**** Data lines ****

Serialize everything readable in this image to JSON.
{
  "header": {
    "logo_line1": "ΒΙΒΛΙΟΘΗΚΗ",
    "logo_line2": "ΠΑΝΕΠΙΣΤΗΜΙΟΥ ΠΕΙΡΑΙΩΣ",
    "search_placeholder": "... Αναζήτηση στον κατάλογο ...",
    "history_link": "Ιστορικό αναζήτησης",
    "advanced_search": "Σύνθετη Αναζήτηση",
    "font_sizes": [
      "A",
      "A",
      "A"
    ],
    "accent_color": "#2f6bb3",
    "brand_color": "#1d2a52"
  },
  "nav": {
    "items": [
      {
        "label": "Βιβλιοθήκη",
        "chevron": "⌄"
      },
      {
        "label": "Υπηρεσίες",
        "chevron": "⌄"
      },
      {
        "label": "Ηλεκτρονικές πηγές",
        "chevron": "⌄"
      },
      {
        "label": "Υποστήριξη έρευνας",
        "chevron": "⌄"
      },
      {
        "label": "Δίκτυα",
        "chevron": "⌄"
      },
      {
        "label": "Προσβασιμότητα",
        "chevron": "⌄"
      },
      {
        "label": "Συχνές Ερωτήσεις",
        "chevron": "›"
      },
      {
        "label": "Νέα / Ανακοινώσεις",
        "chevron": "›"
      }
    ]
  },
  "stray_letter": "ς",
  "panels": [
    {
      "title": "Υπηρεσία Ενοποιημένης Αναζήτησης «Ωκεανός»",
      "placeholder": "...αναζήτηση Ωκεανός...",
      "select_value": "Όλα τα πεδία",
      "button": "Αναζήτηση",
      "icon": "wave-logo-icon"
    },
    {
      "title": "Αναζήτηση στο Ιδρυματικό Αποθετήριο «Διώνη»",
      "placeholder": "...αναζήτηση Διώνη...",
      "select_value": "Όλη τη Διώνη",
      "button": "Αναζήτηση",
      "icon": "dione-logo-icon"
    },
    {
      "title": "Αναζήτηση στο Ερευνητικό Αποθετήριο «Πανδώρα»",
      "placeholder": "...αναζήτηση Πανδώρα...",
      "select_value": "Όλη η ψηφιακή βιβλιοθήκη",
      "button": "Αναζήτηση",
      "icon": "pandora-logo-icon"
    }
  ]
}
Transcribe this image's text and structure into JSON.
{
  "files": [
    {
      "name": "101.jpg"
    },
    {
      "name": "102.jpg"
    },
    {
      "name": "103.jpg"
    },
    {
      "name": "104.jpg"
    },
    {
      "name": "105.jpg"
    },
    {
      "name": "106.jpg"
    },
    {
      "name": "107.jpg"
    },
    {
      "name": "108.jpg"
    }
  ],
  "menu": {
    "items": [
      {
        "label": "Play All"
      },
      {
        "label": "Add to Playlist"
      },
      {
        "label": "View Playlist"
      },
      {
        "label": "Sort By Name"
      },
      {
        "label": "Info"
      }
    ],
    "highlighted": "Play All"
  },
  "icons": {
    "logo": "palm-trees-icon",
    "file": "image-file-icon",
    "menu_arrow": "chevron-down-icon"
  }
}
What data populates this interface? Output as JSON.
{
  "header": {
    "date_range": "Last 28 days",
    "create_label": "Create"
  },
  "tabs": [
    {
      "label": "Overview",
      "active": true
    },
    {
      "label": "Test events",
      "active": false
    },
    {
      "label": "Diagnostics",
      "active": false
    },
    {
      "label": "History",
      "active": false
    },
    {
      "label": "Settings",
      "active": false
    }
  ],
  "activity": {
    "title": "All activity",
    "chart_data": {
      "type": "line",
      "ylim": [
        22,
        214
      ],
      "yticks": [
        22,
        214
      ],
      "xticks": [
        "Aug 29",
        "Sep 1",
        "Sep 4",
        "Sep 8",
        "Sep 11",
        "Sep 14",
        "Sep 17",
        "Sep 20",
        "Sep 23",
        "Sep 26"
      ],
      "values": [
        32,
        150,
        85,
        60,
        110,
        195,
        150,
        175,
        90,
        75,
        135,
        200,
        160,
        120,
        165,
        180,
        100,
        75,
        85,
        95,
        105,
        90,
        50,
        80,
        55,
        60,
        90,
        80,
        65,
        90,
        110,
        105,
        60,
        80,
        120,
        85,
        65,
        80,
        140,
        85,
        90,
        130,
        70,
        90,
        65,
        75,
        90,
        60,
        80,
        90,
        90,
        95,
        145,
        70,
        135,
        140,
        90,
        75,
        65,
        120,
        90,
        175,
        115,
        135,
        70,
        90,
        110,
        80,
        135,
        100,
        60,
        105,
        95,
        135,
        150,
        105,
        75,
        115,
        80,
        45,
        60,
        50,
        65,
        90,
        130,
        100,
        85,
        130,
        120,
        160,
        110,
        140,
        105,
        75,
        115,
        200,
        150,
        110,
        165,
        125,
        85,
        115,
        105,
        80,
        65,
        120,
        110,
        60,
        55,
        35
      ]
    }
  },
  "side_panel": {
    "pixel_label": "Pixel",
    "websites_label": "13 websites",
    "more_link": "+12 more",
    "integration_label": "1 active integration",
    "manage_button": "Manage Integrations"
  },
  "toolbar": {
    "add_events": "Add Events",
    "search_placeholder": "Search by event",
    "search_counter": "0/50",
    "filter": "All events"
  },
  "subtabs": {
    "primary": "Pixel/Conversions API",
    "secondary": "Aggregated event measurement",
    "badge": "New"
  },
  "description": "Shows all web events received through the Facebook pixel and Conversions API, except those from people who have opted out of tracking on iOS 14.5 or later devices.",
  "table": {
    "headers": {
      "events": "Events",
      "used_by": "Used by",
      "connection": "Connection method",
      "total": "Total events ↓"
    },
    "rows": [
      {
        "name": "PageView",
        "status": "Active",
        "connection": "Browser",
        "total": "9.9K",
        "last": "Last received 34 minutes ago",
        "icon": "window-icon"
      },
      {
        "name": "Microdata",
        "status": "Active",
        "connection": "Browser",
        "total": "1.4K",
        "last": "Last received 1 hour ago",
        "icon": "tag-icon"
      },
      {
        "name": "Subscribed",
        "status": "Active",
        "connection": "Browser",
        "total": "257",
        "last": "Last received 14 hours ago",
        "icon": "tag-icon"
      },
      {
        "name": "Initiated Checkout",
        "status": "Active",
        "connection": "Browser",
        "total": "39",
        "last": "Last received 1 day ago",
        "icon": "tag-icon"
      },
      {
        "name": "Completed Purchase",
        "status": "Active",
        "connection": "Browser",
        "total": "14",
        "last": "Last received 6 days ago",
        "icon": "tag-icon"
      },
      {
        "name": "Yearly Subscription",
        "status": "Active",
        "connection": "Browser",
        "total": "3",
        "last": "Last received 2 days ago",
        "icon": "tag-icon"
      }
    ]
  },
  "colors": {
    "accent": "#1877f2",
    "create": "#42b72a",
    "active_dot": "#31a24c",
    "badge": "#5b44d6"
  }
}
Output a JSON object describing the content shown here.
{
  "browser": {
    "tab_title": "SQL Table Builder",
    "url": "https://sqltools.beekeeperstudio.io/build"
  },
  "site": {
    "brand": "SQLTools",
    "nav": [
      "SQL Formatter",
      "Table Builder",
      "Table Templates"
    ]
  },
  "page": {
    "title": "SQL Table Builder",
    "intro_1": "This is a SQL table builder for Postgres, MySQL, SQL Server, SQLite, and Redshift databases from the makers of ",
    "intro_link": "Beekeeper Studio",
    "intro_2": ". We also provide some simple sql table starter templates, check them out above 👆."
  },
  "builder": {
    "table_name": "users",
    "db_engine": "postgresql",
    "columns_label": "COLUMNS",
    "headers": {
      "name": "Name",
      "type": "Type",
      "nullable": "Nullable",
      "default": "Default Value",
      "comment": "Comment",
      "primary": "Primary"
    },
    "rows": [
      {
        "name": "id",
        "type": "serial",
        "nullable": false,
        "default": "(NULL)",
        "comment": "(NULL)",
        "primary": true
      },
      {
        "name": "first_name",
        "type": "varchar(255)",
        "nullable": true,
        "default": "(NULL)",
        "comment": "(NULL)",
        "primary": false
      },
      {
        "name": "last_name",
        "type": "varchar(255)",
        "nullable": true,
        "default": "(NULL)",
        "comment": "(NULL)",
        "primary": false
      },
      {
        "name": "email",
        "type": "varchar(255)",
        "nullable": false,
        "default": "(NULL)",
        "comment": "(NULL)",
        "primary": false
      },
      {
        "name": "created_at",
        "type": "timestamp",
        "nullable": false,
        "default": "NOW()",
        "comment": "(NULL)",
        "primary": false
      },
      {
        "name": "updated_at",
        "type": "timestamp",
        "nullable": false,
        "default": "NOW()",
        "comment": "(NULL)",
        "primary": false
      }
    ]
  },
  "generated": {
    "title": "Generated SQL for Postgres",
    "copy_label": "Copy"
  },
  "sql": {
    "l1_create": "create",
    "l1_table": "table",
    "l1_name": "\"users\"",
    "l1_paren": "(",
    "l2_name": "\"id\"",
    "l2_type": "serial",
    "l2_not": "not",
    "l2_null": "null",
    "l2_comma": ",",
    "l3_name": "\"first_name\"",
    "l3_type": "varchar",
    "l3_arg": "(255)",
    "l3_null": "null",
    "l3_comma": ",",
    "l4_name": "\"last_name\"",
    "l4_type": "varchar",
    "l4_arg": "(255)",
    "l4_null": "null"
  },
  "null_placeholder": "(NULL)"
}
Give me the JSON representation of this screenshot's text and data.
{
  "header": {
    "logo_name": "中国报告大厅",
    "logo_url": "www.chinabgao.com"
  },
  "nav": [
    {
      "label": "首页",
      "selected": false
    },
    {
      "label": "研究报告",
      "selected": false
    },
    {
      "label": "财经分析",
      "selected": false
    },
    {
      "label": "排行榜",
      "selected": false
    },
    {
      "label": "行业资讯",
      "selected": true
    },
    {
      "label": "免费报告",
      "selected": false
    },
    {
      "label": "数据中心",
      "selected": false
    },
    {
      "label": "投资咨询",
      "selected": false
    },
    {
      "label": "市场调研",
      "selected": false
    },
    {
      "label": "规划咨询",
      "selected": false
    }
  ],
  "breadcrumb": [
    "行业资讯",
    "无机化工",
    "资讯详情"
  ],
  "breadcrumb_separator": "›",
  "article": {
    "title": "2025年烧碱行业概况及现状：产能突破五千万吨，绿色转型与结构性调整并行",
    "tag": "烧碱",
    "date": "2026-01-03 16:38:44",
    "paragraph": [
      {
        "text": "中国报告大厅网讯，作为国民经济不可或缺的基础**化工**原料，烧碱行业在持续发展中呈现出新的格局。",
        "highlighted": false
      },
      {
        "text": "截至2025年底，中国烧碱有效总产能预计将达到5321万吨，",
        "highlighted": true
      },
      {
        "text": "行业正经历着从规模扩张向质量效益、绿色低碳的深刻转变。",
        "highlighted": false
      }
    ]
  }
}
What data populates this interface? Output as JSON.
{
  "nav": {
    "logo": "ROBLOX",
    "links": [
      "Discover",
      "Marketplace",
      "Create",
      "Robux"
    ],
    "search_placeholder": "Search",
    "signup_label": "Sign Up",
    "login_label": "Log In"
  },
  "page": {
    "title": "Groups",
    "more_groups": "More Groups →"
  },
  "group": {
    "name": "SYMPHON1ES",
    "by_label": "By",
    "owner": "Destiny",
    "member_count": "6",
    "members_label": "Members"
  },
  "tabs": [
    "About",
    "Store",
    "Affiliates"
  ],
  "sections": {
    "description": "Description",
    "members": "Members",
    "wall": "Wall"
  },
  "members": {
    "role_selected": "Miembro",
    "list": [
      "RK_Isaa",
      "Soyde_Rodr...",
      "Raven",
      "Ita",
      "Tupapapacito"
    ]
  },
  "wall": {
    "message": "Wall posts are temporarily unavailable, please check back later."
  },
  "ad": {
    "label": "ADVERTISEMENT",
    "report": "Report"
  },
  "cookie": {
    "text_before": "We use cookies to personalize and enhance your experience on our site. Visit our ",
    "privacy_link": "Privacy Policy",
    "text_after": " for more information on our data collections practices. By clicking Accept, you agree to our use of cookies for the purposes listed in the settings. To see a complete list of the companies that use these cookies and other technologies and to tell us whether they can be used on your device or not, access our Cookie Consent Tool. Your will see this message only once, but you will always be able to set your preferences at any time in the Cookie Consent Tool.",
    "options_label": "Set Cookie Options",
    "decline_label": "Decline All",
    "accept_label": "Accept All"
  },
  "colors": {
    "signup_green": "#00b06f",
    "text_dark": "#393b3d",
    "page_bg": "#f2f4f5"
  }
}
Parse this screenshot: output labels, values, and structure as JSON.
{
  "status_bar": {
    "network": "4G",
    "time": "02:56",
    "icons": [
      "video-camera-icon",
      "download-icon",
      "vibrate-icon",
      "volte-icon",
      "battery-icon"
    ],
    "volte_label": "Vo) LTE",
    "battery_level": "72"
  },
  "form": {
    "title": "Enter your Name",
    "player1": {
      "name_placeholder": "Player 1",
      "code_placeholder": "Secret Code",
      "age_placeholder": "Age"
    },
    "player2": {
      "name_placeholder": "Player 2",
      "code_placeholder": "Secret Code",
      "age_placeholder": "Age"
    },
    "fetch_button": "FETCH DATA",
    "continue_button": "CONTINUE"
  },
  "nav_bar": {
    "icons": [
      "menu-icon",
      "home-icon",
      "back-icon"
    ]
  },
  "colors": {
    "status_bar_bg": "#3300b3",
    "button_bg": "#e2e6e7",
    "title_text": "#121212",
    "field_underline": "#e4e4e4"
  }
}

****

Problem to solve
Gather up every line in the data above that contains the word "Accept", copying each one.

Correct response
    "text_after": " for more information on our data collections practices. By clicking Accept, you agree to our use of cookies for the purposes listed in the settings. To see a complete list of the companies that use these cookies and other technologies and to tell us whether they can be used on your device or not, access our Cookie Consent Tool. Your will see this message only once, but you will always be able to set your preferences at any time in the Cookie Consent Tool.",
    "accept_label": "Accept All"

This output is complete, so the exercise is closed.